▶ [Task]: Find and copy lines holding "this".

▶ [Records for processing]:
==*==

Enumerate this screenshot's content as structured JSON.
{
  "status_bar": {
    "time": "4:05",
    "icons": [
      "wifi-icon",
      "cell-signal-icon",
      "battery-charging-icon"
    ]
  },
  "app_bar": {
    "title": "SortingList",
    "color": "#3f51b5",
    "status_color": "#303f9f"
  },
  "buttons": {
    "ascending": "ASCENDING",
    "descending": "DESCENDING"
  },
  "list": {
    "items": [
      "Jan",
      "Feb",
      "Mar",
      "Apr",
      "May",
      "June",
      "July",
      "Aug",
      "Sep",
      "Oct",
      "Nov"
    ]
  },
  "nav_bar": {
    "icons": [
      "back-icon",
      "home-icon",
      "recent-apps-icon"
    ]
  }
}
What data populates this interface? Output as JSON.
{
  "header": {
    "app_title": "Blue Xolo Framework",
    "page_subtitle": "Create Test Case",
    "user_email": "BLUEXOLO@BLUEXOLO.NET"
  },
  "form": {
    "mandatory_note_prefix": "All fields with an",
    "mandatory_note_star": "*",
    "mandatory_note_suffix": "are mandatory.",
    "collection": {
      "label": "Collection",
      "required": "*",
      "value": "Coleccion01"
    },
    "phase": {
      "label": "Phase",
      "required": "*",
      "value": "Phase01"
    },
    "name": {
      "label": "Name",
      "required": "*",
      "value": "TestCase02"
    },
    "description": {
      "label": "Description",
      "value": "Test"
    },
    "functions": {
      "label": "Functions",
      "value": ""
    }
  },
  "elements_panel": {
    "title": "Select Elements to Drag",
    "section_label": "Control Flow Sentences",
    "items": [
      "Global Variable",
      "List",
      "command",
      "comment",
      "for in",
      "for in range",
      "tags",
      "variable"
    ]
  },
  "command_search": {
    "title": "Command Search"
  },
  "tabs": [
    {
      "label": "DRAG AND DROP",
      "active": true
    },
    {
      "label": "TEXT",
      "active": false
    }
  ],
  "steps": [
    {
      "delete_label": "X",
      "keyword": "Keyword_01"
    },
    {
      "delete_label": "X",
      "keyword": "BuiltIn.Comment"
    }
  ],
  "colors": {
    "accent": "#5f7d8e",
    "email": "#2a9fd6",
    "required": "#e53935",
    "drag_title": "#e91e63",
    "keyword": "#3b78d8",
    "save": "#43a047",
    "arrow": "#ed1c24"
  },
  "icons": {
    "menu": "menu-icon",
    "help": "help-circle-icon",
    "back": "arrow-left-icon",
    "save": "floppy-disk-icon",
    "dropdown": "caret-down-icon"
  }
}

==*==

▶ [Result of the exercise]:
Enumerate this screenshot's content as structured JSON.
What data populates this interface? Output as JSON.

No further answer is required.